## begin DATA SHOWN

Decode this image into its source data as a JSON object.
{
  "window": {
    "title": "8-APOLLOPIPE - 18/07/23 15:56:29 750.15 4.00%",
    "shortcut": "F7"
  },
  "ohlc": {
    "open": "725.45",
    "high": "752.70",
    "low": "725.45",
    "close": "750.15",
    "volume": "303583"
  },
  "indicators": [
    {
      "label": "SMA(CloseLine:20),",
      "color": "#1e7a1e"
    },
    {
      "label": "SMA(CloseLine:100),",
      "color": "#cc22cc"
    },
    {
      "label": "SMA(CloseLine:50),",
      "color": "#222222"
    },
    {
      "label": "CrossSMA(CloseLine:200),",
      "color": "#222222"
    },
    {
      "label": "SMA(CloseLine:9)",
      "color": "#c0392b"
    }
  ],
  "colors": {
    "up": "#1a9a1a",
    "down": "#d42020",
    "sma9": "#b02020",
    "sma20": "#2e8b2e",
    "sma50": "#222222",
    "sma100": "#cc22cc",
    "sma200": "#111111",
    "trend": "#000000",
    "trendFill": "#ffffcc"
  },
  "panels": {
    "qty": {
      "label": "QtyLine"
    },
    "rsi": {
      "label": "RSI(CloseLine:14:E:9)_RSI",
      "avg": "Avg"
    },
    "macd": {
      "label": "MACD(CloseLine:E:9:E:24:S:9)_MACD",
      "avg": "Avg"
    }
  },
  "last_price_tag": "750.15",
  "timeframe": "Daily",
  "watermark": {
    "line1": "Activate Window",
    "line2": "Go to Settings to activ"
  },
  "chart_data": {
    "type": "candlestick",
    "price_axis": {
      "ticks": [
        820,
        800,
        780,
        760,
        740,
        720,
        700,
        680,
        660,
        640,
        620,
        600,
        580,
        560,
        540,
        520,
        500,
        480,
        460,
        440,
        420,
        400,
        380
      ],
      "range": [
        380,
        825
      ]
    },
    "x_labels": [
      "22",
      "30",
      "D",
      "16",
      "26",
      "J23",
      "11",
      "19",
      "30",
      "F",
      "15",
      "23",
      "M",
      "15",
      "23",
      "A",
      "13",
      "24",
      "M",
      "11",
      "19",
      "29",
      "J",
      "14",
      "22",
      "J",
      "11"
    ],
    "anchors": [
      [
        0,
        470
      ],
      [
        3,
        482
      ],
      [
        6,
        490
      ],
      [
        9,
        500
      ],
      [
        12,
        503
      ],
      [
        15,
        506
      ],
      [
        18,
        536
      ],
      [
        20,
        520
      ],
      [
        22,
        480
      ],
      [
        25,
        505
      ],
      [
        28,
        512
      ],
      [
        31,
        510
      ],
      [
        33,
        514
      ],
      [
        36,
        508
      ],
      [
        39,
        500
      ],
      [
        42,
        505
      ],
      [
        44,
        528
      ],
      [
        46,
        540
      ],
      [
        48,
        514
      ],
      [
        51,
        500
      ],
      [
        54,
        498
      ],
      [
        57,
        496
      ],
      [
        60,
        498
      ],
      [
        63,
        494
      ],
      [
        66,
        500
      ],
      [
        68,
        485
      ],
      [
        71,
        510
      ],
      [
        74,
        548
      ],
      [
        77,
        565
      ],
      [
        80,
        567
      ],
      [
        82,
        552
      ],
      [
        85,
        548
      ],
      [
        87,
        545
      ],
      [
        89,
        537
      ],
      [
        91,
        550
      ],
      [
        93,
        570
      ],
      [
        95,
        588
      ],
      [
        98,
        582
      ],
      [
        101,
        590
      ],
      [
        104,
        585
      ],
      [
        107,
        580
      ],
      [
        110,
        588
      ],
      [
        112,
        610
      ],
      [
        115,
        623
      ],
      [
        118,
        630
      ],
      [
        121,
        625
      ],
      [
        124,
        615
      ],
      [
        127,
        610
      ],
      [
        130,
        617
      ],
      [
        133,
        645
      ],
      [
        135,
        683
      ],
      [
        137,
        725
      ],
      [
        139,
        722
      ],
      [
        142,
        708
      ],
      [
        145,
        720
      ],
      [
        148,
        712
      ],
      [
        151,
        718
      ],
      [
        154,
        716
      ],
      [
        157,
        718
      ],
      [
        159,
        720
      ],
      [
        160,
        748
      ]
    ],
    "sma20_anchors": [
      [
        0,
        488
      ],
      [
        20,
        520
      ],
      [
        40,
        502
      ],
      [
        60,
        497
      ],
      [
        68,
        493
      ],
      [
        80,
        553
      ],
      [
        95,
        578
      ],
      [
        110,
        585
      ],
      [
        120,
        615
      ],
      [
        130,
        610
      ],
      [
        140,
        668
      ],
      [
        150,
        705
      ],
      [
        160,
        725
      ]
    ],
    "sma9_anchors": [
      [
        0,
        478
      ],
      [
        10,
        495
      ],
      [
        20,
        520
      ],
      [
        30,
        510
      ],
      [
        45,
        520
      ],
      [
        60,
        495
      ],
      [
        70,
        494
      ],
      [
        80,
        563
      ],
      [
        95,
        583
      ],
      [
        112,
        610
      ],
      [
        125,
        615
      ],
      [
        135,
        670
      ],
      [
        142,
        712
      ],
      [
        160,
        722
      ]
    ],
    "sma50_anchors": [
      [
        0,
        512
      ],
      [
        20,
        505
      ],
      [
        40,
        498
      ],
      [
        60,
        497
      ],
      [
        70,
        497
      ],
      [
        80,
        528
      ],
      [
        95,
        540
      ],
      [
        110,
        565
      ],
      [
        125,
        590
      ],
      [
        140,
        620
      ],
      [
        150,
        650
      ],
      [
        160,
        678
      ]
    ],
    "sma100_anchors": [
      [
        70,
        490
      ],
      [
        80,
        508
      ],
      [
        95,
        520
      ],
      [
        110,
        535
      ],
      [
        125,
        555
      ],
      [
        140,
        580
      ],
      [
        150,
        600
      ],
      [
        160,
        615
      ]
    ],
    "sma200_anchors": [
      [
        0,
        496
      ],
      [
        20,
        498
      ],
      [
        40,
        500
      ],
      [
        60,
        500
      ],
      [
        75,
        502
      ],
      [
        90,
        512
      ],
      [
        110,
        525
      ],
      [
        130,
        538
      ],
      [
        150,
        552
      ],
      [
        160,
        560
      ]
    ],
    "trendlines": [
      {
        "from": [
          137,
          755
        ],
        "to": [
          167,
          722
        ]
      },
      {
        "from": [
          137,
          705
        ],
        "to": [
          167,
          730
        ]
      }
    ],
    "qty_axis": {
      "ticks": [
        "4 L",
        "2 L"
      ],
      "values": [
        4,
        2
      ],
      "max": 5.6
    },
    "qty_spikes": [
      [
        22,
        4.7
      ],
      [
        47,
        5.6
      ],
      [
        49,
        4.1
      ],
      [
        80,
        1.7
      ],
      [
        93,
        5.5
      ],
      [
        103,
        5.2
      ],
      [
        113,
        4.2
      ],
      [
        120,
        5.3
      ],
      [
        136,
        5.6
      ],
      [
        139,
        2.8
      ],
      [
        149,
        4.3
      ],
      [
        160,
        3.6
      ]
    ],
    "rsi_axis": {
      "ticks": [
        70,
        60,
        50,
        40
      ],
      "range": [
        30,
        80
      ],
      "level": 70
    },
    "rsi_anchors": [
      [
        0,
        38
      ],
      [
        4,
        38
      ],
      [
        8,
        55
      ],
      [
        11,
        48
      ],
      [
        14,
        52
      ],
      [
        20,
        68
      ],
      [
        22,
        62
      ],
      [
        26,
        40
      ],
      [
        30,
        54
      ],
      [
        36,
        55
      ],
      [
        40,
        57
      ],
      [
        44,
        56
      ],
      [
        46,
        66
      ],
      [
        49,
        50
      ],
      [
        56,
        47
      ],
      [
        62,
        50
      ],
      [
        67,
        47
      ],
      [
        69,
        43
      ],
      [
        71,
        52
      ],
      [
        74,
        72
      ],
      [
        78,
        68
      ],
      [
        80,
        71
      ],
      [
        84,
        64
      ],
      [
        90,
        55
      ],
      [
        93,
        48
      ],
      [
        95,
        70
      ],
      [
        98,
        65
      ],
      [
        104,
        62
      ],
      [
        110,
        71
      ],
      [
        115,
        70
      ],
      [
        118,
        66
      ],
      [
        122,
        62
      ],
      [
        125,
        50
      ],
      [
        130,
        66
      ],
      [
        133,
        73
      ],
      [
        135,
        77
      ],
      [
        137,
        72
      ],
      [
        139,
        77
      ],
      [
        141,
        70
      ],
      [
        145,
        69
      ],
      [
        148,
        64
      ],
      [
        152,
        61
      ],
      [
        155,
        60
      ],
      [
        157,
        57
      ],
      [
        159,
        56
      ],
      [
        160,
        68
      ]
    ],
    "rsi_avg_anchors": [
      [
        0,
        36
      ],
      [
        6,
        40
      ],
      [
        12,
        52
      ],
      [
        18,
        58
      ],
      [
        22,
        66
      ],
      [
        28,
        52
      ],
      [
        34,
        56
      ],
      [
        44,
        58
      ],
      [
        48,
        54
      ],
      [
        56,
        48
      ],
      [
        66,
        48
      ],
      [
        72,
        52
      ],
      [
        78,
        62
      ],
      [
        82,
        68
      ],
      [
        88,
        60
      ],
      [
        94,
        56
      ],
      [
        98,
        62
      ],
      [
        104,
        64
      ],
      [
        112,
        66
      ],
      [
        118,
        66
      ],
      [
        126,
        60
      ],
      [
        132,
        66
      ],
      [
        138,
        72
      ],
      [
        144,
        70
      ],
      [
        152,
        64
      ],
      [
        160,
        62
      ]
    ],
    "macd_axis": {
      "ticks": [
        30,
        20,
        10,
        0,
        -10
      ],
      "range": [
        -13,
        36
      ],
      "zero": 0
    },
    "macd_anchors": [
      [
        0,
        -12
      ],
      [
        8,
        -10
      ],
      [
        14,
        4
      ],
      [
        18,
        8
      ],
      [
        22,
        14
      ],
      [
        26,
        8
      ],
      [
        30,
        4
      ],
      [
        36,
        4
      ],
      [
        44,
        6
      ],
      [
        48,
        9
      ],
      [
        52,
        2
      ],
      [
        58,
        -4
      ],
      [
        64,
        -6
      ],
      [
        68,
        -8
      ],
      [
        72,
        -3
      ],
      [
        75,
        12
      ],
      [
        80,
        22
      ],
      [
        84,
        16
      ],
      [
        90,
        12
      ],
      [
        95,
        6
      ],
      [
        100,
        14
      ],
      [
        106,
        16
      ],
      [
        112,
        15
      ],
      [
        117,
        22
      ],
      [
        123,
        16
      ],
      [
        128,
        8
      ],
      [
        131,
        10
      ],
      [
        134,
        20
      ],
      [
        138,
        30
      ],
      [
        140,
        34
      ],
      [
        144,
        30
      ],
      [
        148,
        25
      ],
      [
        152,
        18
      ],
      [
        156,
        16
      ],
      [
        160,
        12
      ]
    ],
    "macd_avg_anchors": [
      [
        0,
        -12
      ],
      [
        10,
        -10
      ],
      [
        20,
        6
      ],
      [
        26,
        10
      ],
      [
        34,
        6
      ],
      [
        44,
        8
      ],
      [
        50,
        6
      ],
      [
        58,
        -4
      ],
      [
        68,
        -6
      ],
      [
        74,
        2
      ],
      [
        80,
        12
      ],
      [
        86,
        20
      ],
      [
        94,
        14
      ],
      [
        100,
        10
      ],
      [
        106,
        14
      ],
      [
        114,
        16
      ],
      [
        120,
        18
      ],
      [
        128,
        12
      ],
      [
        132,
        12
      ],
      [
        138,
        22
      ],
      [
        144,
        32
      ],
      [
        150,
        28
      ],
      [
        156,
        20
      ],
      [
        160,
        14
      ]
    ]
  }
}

## end DATA SHOWN
## begin DATA SHOWN

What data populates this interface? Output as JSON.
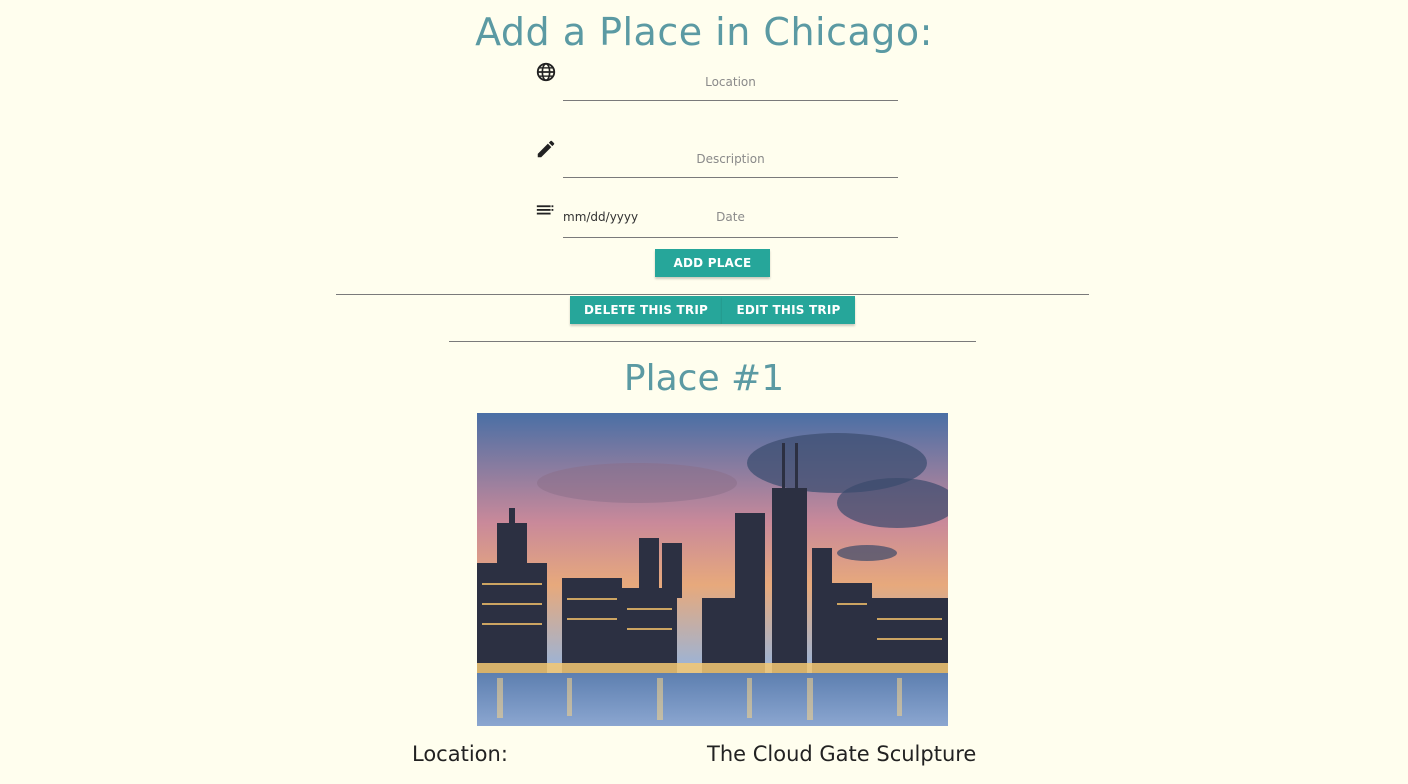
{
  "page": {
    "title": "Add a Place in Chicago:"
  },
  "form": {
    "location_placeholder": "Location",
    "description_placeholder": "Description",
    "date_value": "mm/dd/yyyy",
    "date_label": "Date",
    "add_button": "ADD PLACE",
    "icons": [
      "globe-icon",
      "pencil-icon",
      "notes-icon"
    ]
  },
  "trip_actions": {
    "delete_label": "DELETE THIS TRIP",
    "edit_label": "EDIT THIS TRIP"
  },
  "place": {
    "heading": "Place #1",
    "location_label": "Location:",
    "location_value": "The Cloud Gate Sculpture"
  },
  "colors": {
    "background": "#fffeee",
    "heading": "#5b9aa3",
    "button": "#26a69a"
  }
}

## end DATA SHOWN

REQUIRED WORK
Look through the entries and return every line where "title" appears.

RESULT
    "title": "8-APOLLOPIPE - 18/07/23 15:56:29 750.15 4.00%",
    "title": "Add a Place in Chicago:"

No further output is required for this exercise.